### WHAT YOU ARE ASKED TO DO:
Go through the records and copy each line where the word "votre" occurs.

### DATASET:

****************************************

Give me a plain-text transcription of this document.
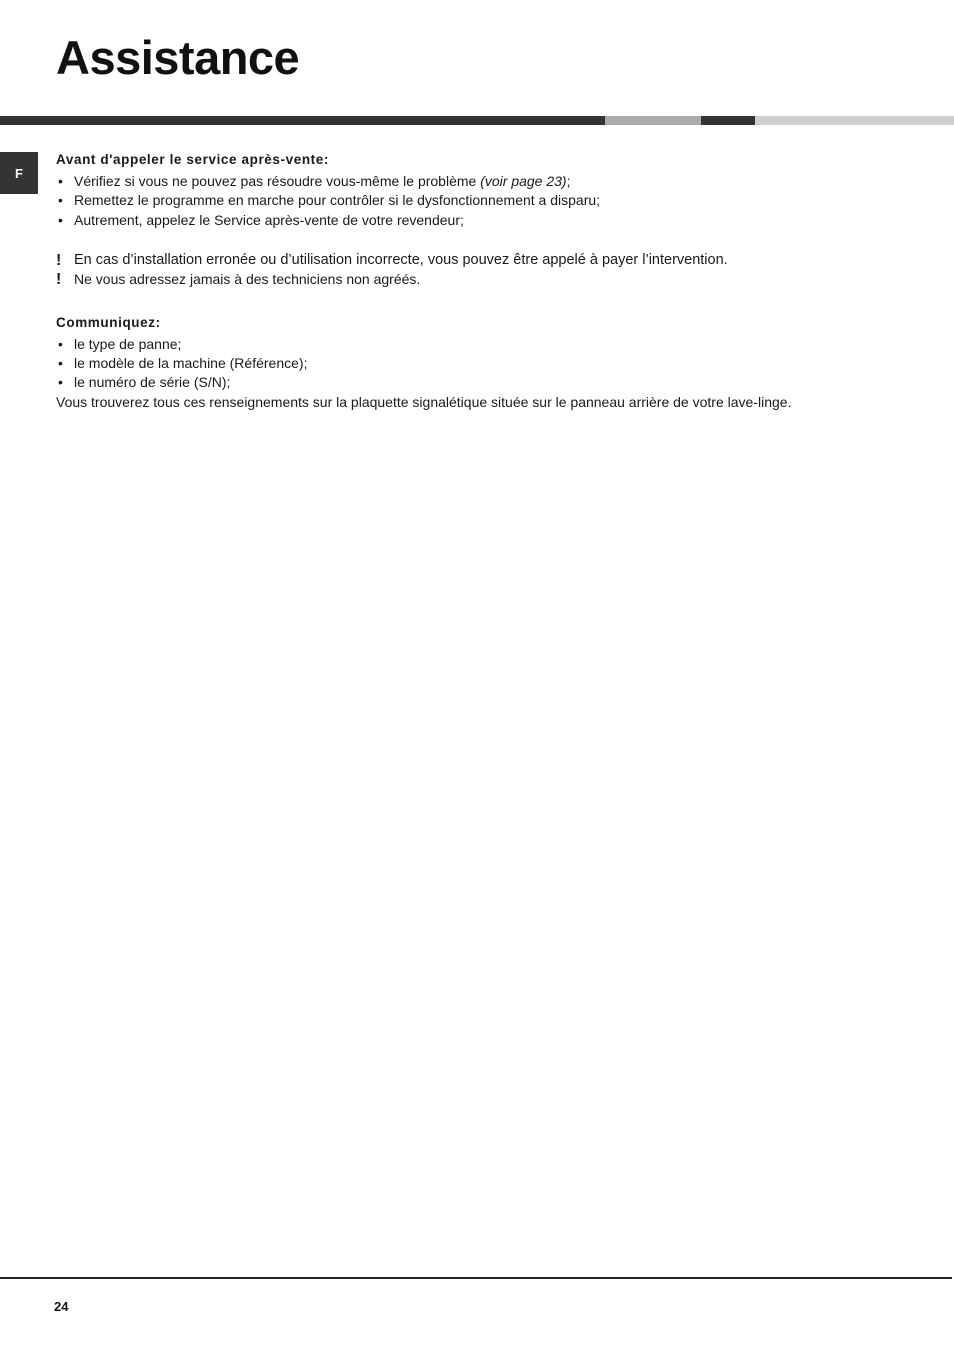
Assistance
F

Avant d'appeler le service après-vente:

• Vérifiez si vous ne pouvez pas résoudre vous-même le problème (voir page 23);
• Remettez le programme en marche pour contrôler si le dysfonctionnement a disparu;
• Autrement, appelez le Service après-vente de votre revendeur;
! En cas d’installation erronée ou d’utilisation incorrecte, vous pouvez être appelé à payer l’intervention.
! Ne vous adressez jamais à des techniciens non agréés.

Communiquez:

• le type de panne;
• le modèle de la machine (Référence);
• le numéro de série (S/N);

Vous trouverez tous ces renseignements sur la plaquette signalétique située sur le panneau arrière de votre lave-linge.

24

****************************************

### PROBLEM SOLUTION:
• Autrement, appelez le Service après-vente de votre revendeur;
Vous trouverez tous ces renseignements sur la plaquette signalétique située sur le panneau arrière de votre lave-linge.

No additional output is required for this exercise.